* What is expected: Render every entry exactly as it appears.

* Entries supplied:

-- BEGIN --

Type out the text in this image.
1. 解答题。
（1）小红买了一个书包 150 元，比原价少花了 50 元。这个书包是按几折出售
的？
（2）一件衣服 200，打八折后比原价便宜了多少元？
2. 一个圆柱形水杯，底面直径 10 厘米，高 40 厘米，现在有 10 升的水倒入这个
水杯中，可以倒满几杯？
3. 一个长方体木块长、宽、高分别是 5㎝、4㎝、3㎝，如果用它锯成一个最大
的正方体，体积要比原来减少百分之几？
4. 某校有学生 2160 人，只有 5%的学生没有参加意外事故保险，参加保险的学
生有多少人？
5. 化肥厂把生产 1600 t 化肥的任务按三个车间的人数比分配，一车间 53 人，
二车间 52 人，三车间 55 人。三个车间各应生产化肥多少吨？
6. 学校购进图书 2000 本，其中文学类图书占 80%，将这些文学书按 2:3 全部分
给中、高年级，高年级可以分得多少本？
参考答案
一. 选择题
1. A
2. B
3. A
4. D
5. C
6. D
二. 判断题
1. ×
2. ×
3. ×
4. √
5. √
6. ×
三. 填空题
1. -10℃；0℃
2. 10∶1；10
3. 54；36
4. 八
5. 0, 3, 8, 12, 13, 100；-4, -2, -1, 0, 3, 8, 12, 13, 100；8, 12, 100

-- END --

* Task result:
Type out the text in this image.
1. 解答题。
（1）小红买了一个书包 150 元，比原价少花了 50 元。这个书包是按几折出售
的？
（2）一件衣服 200，打八折后比原价便宜了多少元？
2. 一个圆柱形水杯，底面直径 10 厘米，高 40 厘米，现在有 10 升的水倒入这个
水杯中，可以倒满几杯？
3. 一个长方体木块长、宽、高分别是 5㎝、4㎝、3㎝，如果用它锯成一个最大
的正方体，体积要比原来减少百分之几？
4. 某校有学生 2160 人，只有 5%的学生没有参加意外事故保险，参加保险的学
生有多少人？
5. 化肥厂把生产 1600 t 化肥的任务按三个车间的人数比分配，一车间 53 人，
二车间 52 人，三车间 55 人。三个车间各应生产化肥多少吨？
6. 学校购进图书 2000 本，其中文学类图书占 80%，将这些文学书按 2:3 全部分
给中、高年级，高年级可以分得多少本？
参考答案
一. 选择题
1. A
2. B
3. A
4. D
5. C
6. D
二. 判断题
1. ×
2. ×
3. ×
4. √
5. √
6. ×
三. 填空题
1. -10℃；0℃
2. 10∶1；10
3. 54；36
4. 八
5. 0, 3, 8, 12, 13, 100；-4, -2, -1, 0, 3, 8, 12, 13, 100；8, 12, 100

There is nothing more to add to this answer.